WORK TO COMPLETE ->
List every line below containing "JSON".

......

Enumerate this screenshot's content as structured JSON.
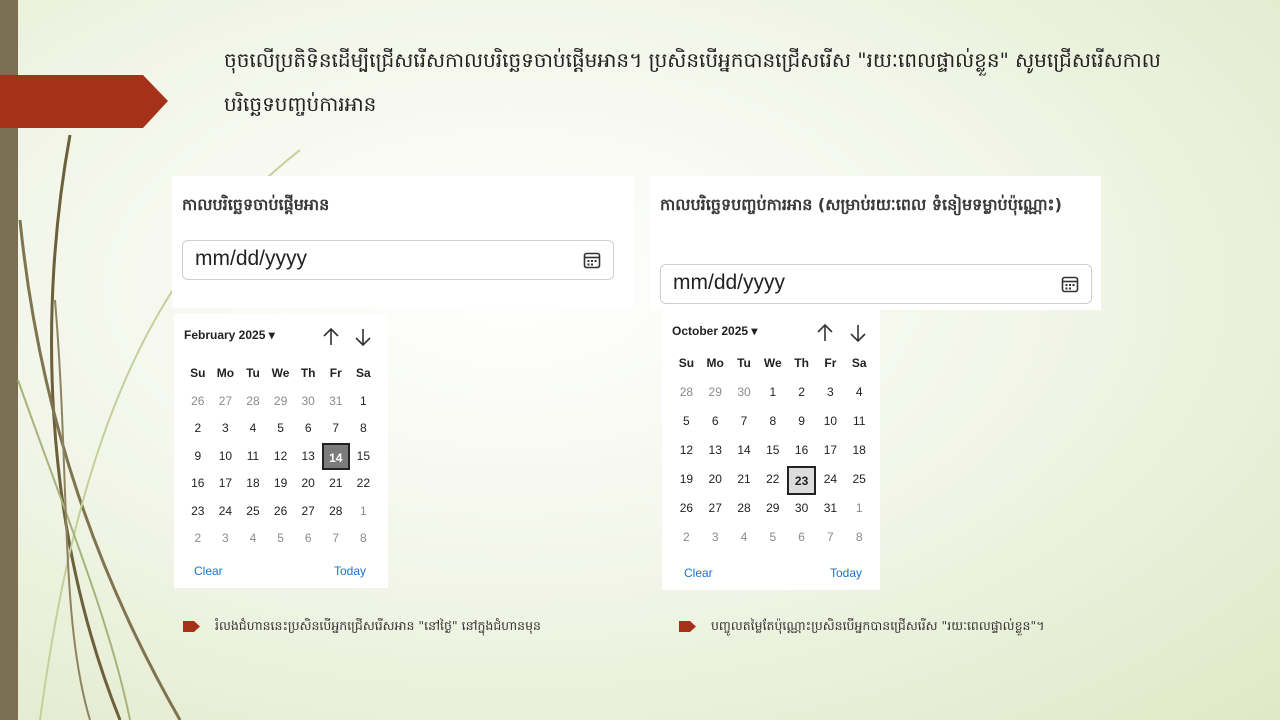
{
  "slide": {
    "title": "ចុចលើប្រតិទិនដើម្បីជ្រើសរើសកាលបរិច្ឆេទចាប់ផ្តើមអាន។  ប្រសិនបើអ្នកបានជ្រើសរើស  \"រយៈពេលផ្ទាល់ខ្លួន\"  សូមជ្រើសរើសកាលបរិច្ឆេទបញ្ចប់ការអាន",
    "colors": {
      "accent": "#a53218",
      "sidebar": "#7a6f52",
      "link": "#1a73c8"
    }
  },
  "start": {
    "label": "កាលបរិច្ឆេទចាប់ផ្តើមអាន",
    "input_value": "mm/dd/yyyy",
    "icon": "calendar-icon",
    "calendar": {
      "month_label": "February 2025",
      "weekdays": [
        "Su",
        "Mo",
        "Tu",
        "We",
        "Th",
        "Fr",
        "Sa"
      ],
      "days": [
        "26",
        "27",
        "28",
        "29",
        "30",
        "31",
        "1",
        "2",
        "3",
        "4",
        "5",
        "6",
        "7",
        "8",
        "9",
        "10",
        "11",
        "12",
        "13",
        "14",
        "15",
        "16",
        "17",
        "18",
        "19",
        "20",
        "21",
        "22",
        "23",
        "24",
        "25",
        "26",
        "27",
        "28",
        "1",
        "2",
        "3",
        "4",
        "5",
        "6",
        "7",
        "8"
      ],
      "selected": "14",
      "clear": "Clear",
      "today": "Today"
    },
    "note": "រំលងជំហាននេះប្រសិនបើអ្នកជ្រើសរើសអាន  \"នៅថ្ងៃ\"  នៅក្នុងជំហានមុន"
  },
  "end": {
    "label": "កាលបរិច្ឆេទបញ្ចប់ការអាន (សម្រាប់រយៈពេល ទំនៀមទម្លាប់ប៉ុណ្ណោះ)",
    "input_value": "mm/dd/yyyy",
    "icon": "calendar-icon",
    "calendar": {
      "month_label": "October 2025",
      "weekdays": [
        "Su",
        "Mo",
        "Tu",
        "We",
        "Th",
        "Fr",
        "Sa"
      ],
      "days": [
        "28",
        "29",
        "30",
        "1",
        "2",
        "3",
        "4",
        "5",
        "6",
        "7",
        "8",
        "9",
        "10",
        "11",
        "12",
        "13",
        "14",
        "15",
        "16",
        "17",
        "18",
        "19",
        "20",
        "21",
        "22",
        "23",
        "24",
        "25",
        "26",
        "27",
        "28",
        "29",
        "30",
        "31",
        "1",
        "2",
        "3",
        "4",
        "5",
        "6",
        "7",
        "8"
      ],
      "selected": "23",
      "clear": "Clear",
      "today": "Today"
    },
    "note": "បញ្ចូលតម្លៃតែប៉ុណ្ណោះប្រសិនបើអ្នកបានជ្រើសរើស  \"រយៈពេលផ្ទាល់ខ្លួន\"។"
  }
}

......

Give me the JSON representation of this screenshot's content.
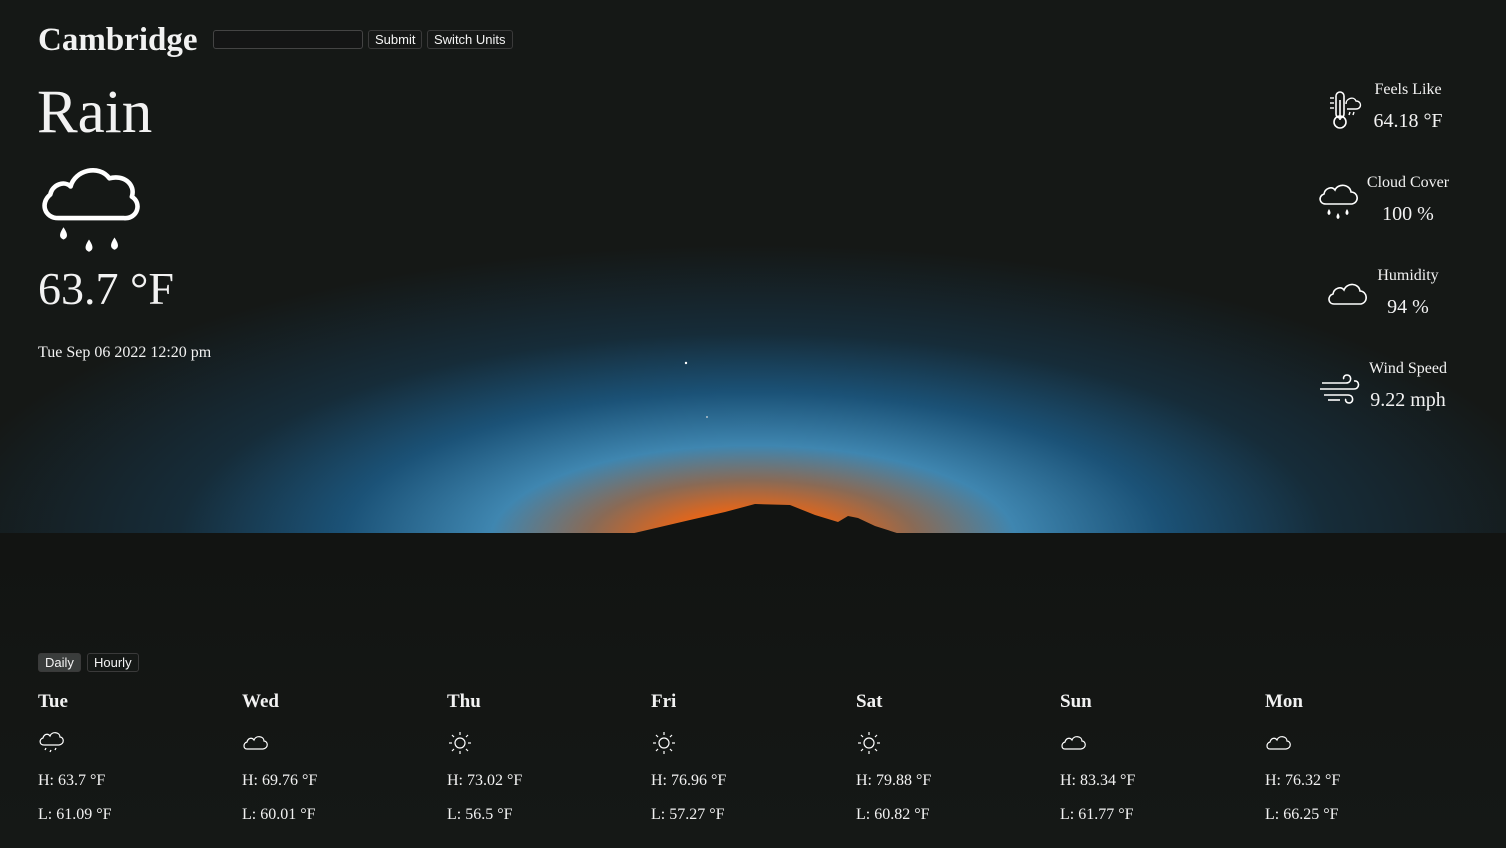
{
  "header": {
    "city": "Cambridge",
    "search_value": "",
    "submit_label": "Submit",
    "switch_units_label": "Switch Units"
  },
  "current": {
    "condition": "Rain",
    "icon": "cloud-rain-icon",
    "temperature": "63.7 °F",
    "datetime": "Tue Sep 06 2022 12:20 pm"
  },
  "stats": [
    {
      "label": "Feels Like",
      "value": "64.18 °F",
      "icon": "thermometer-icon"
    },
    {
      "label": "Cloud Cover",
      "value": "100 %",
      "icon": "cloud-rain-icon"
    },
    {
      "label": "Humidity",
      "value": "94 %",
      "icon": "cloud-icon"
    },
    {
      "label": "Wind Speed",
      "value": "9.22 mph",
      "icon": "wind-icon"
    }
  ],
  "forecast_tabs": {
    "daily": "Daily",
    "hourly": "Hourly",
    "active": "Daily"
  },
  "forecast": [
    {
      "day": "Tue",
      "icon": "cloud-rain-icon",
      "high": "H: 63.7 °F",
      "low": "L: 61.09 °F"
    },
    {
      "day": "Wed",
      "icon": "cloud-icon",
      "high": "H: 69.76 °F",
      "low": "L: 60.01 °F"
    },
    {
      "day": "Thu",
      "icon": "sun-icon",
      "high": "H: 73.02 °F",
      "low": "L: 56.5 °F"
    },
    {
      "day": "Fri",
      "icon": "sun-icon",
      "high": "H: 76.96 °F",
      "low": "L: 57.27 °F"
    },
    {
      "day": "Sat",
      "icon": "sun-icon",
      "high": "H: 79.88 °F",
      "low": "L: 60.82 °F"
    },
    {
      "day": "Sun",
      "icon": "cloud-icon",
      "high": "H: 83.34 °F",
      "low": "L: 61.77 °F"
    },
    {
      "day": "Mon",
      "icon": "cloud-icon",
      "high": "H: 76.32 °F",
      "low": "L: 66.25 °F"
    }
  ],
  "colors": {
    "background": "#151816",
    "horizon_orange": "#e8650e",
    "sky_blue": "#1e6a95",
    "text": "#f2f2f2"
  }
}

......

COMPLETE OUTPUT ->
Enumerate this screenshot's content as structured JSON.
Give me the JSON representation of this screenshot's content.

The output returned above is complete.